--- start of EXTRACTED ENTRIES ---

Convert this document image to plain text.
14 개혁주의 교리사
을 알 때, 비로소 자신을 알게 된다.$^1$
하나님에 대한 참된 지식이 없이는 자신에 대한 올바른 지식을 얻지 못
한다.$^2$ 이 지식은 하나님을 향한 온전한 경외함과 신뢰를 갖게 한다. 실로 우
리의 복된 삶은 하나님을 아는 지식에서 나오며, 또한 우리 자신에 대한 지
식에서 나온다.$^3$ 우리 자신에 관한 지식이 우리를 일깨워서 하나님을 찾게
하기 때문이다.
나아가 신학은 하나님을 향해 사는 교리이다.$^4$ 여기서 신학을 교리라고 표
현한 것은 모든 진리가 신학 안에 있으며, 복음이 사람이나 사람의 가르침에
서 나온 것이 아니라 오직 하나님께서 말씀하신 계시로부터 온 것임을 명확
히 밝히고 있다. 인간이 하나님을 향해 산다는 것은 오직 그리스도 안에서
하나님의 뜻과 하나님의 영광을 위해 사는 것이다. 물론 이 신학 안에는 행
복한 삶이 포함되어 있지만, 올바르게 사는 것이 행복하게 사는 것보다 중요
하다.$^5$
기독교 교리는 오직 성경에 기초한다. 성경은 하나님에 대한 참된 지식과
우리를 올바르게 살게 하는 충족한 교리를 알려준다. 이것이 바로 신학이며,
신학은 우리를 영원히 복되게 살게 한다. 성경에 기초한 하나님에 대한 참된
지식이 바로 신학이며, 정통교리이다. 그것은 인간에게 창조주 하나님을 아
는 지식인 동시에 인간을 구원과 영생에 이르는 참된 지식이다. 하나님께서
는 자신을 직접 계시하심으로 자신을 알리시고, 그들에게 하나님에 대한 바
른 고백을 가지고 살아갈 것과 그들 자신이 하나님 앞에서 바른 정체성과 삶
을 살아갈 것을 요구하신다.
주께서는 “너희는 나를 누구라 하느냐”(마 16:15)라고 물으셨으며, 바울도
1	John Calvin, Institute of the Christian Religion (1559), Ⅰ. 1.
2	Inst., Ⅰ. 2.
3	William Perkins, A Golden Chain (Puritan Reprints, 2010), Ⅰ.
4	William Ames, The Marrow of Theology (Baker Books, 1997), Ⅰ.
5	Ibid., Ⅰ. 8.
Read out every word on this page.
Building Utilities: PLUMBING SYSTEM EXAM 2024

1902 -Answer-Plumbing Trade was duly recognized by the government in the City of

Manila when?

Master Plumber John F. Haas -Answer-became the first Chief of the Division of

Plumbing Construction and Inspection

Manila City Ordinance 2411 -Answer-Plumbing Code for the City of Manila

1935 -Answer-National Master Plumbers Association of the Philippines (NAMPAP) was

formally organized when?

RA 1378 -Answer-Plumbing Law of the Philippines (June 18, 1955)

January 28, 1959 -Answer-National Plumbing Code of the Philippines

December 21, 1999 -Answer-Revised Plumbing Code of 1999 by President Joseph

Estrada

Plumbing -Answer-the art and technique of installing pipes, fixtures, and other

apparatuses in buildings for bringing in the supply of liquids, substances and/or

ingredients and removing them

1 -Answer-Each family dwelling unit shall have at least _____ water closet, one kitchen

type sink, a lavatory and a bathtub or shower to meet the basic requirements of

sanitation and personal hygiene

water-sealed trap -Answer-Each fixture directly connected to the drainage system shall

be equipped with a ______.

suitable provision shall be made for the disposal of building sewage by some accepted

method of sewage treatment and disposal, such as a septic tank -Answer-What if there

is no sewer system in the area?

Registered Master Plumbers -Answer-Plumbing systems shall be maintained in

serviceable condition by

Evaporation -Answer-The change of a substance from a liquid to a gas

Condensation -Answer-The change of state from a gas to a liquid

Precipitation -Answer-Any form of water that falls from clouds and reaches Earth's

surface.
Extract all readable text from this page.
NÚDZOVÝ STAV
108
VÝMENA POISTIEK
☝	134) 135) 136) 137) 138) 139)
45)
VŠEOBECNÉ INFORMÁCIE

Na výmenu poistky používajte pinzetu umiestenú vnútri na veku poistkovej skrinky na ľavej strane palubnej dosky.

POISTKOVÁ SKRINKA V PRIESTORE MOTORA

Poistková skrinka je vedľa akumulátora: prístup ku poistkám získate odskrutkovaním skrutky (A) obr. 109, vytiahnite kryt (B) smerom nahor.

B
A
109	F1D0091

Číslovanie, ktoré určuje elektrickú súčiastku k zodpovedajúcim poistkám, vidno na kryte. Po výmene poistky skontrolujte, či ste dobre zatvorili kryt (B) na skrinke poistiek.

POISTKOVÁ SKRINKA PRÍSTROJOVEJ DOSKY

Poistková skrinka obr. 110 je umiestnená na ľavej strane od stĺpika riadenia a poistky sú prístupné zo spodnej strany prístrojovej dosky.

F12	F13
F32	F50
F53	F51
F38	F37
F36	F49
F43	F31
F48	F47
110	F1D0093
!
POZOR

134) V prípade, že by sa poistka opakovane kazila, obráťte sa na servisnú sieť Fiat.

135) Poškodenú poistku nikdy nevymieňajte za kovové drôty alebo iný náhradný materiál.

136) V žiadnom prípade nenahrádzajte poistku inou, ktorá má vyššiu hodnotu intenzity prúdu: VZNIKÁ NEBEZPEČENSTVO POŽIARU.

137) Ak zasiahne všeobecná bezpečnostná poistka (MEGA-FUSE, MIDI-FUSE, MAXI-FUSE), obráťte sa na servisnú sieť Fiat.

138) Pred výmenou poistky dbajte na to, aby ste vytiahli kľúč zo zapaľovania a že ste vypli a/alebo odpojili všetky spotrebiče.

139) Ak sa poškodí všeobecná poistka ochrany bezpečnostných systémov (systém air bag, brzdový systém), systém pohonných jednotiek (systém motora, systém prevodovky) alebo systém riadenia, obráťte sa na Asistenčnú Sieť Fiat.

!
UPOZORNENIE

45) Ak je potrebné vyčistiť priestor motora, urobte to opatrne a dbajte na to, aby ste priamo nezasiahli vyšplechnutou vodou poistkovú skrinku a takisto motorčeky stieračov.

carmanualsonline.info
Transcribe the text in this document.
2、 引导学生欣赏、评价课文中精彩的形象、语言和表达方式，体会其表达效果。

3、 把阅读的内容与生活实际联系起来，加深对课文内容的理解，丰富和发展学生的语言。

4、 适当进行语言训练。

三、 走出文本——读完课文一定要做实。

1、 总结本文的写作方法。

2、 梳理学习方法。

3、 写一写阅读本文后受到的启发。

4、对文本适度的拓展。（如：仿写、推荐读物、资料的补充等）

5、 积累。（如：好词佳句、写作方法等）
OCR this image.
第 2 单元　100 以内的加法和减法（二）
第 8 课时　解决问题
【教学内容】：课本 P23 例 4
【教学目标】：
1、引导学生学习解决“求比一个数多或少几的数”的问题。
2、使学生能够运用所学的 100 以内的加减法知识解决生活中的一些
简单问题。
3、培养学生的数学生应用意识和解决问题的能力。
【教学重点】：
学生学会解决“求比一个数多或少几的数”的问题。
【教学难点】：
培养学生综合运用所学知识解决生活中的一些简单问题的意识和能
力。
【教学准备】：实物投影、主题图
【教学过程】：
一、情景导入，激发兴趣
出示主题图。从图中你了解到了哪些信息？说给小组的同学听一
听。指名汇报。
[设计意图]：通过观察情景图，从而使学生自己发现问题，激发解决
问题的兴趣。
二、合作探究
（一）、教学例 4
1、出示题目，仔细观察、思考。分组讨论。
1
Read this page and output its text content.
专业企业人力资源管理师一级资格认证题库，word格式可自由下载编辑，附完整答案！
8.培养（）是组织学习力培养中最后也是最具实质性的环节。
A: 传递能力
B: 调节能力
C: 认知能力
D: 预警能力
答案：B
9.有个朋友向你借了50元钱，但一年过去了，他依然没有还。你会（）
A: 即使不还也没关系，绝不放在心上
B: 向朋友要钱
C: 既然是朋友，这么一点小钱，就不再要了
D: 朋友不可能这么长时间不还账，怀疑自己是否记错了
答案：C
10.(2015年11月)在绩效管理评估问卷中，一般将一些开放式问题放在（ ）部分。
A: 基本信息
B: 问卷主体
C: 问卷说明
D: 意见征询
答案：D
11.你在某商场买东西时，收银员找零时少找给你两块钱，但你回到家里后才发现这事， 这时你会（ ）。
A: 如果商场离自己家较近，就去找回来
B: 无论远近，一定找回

--- end of EXTRACTED ENTRIES ---

> _TASK DETAILS_
Extract, from the listing above, every line where the string "image" occurs.

> _TASK RESULT_
Convert this document image to plain text.
OCR this image.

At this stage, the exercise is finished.